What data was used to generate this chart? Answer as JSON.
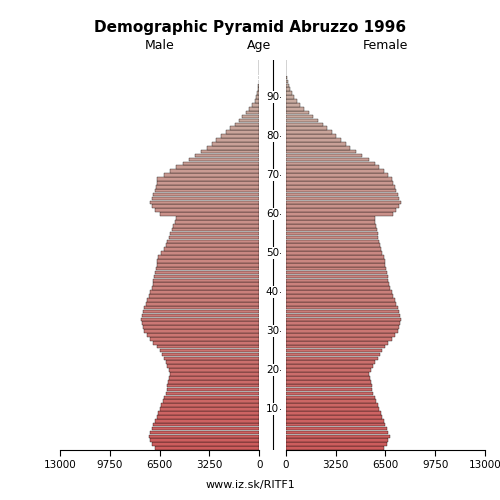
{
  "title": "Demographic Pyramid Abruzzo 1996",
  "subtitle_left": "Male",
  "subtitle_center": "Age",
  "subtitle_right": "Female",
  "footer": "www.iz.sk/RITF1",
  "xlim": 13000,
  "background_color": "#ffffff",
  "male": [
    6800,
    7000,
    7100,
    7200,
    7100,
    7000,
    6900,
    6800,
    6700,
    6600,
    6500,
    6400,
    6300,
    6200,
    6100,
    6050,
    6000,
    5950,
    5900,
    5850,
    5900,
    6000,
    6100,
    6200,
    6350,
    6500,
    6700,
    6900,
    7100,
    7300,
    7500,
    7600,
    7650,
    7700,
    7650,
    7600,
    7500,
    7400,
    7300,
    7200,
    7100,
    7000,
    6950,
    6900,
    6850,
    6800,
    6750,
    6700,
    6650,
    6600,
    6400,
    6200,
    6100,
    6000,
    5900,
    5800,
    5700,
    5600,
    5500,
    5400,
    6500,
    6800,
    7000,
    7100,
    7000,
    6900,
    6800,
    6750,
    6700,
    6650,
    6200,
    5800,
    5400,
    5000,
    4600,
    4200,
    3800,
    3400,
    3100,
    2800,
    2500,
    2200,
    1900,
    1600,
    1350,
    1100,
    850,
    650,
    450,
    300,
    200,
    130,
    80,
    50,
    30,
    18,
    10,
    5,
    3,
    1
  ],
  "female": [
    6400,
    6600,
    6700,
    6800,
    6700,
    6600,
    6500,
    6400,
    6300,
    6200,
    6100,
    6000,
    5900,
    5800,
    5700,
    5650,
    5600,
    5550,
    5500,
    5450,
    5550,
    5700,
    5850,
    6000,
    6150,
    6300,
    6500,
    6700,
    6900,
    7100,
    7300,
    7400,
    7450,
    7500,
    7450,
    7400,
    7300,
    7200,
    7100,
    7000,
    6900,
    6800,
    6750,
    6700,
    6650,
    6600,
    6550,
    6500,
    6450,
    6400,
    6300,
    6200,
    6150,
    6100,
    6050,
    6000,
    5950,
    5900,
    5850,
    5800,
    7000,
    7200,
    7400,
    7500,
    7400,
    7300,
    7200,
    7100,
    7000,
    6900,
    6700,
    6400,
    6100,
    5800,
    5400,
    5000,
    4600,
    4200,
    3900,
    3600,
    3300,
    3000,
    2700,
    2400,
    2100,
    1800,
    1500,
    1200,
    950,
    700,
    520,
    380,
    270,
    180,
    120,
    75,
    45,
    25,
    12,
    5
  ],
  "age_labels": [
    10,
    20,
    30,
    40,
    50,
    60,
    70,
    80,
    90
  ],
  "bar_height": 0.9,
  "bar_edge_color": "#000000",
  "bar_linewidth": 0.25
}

◆ Task to complete: Can the entries above be repeated exactly, without their pictures?

◆ Completed exercise:
What data was used to generate this chart? Answer as JSON.
{
  "title": "Demographic Pyramid Abruzzo 1996",
  "subtitle_left": "Male",
  "subtitle_center": "Age",
  "subtitle_right": "Female",
  "footer": "www.iz.sk/RITF1",
  "xlim": 13000,
  "background_color": "#ffffff",
  "male": [
    6800,
    7000,
    7100,
    7200,
    7100,
    7000,
    6900,
    6800,
    6700,
    6600,
    6500,
    6400,
    6300,
    6200,
    6100,
    6050,
    6000,
    5950,
    5900,
    5850,
    5900,
    6000,
    6100,
    6200,
    6350,
    6500,
    6700,
    6900,
    7100,
    7300,
    7500,
    7600,
    7650,
    7700,
    7650,
    7600,
    7500,
    7400,
    7300,
    7200,
    7100,
    7000,
    6950,
    6900,
    6850,
    6800,
    6750,
    6700,
    6650,
    6600,
    6400,
    6200,
    6100,
    6000,
    5900,
    5800,
    5700,
    5600,
    5500,
    5400,
    6500,
    6800,
    7000,
    7100,
    7000,
    6900,
    6800,
    6750,
    6700,
    6650,
    6200,
    5800,
    5400,
    5000,
    4600,
    4200,
    3800,
    3400,
    3100,
    2800,
    2500,
    2200,
    1900,
    1600,
    1350,
    1100,
    850,
    650,
    450,
    300,
    200,
    130,
    80,
    50,
    30,
    18,
    10,
    5,
    3,
    1
  ],
  "female": [
    6400,
    6600,
    6700,
    6800,
    6700,
    6600,
    6500,
    6400,
    6300,
    6200,
    6100,
    6000,
    5900,
    5800,
    5700,
    5650,
    5600,
    5550,
    5500,
    5450,
    5550,
    5700,
    5850,
    6000,
    6150,
    6300,
    6500,
    6700,
    6900,
    7100,
    7300,
    7400,
    7450,
    7500,
    7450,
    7400,
    7300,
    7200,
    7100,
    7000,
    6900,
    6800,
    6750,
    6700,
    6650,
    6600,
    6550,
    6500,
    6450,
    6400,
    6300,
    6200,
    6150,
    6100,
    6050,
    6000,
    5950,
    5900,
    5850,
    5800,
    7000,
    7200,
    7400,
    7500,
    7400,
    7300,
    7200,
    7100,
    7000,
    6900,
    6700,
    6400,
    6100,
    5800,
    5400,
    5000,
    4600,
    4200,
    3900,
    3600,
    3300,
    3000,
    2700,
    2400,
    2100,
    1800,
    1500,
    1200,
    950,
    700,
    520,
    380,
    270,
    180,
    120,
    75,
    45,
    25,
    12,
    5
  ],
  "age_labels": [
    10,
    20,
    30,
    40,
    50,
    60,
    70,
    80,
    90
  ],
  "bar_height": 0.9,
  "bar_edge_color": "#000000",
  "bar_linewidth": 0.25
}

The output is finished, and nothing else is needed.